TASK TO COMPLETE: Find and copy each line of the records where the string "Market" shows up.
-------- EXERCISE MATERIAL --------
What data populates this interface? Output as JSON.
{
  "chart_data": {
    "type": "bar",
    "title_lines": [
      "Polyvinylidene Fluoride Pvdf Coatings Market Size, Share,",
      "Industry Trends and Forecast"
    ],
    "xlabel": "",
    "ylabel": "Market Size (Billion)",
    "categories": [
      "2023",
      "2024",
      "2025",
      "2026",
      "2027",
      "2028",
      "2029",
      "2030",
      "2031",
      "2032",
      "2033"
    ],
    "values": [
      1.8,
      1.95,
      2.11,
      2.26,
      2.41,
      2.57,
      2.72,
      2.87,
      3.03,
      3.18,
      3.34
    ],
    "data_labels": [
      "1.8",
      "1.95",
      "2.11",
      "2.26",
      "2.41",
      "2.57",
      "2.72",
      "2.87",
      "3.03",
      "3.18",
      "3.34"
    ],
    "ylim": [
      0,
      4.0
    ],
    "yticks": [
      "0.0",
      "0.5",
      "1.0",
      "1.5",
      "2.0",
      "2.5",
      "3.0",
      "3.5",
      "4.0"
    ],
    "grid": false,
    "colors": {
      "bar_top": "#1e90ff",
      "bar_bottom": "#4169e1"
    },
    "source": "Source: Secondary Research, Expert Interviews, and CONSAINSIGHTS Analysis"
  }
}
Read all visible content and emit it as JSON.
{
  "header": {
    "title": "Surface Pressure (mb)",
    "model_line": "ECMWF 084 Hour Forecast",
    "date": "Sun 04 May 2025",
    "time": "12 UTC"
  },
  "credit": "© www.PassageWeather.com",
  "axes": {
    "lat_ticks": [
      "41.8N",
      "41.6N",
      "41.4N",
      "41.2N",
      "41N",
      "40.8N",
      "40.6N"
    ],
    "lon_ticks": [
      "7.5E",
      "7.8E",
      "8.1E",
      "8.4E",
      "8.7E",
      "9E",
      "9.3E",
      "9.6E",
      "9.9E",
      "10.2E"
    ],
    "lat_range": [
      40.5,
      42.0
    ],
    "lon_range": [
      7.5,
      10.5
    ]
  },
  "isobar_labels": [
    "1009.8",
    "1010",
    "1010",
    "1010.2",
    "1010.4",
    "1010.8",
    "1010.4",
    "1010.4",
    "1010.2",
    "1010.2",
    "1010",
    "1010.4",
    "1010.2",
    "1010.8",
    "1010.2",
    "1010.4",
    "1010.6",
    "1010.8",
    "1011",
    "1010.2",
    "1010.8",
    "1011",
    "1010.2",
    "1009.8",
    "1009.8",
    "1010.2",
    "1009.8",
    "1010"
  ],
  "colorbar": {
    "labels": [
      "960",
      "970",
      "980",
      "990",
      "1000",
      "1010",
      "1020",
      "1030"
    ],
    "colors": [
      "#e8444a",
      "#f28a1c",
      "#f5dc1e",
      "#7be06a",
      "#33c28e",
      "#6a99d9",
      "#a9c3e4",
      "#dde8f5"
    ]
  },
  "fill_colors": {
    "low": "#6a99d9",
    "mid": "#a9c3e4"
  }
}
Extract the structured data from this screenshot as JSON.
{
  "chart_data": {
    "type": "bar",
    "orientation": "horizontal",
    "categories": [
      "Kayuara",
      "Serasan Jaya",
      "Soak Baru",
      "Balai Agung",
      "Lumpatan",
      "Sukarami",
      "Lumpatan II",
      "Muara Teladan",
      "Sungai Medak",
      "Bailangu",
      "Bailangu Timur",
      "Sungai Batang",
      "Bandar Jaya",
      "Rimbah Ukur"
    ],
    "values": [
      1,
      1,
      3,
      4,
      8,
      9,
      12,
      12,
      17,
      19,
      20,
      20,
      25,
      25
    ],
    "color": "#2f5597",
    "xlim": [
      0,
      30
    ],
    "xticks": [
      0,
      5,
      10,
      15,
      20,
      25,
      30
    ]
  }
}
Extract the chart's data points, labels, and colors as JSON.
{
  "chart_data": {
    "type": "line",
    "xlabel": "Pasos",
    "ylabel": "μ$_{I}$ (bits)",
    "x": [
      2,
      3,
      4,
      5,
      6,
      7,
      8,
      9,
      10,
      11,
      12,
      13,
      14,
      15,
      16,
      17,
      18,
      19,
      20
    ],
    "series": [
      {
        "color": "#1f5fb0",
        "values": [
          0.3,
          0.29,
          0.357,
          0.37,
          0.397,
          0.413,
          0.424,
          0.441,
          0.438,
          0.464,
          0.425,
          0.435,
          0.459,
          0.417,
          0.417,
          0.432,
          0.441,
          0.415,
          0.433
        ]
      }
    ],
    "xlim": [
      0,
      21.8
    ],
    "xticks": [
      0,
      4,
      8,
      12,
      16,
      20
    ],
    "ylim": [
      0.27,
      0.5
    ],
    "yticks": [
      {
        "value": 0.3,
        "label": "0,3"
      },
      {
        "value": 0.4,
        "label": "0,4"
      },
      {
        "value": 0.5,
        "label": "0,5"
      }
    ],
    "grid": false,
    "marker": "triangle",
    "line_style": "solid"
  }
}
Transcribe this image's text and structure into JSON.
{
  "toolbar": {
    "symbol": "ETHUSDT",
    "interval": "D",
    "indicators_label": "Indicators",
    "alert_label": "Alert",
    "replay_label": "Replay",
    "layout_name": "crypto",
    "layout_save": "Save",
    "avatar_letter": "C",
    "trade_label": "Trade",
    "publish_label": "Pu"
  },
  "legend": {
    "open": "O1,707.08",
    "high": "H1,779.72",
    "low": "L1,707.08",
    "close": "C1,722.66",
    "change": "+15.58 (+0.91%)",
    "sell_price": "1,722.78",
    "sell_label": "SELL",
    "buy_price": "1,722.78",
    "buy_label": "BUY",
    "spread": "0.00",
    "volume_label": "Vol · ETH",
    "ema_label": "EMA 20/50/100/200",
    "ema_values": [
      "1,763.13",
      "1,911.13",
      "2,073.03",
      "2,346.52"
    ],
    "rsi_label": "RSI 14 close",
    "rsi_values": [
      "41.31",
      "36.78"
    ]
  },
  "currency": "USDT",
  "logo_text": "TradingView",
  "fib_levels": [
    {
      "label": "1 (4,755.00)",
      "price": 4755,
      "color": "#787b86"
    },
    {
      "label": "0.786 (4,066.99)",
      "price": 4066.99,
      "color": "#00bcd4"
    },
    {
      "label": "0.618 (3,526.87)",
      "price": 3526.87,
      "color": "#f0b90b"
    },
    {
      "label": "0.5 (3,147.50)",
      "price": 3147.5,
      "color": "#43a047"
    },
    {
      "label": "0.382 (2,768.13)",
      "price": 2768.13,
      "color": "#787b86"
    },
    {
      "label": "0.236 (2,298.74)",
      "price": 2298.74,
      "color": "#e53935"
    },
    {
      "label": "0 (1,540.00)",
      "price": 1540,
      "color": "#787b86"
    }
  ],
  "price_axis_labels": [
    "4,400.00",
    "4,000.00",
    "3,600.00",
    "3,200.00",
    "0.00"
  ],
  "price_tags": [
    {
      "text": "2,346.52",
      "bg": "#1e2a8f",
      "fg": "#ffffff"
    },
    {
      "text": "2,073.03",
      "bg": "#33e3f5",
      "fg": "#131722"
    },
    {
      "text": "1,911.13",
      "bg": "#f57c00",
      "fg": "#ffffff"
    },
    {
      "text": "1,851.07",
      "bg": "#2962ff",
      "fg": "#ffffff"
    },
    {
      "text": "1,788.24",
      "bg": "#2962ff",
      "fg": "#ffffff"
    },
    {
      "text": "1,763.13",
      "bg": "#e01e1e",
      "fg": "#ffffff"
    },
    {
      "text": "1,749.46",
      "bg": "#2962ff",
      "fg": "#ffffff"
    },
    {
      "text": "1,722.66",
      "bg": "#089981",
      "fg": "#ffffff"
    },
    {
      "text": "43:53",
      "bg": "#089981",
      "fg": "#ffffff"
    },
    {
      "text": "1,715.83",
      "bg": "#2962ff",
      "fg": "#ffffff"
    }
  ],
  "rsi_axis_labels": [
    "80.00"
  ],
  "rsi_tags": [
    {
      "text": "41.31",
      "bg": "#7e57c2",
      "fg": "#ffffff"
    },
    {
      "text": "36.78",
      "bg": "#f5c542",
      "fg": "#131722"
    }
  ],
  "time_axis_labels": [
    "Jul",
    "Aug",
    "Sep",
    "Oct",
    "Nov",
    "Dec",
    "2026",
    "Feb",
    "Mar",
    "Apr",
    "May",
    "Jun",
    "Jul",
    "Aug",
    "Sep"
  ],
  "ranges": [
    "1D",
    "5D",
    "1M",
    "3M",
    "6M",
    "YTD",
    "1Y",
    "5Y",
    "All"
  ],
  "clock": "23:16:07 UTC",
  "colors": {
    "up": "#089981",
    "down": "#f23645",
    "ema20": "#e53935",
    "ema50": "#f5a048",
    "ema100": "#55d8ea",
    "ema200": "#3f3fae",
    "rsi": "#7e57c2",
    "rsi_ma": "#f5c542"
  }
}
--------
PROBLEM SOLUTION:
      "Polyvinylidene Fluoride Pvdf Coatings Market Size, Share,",
    "ylabel": "Market Size (Billion)",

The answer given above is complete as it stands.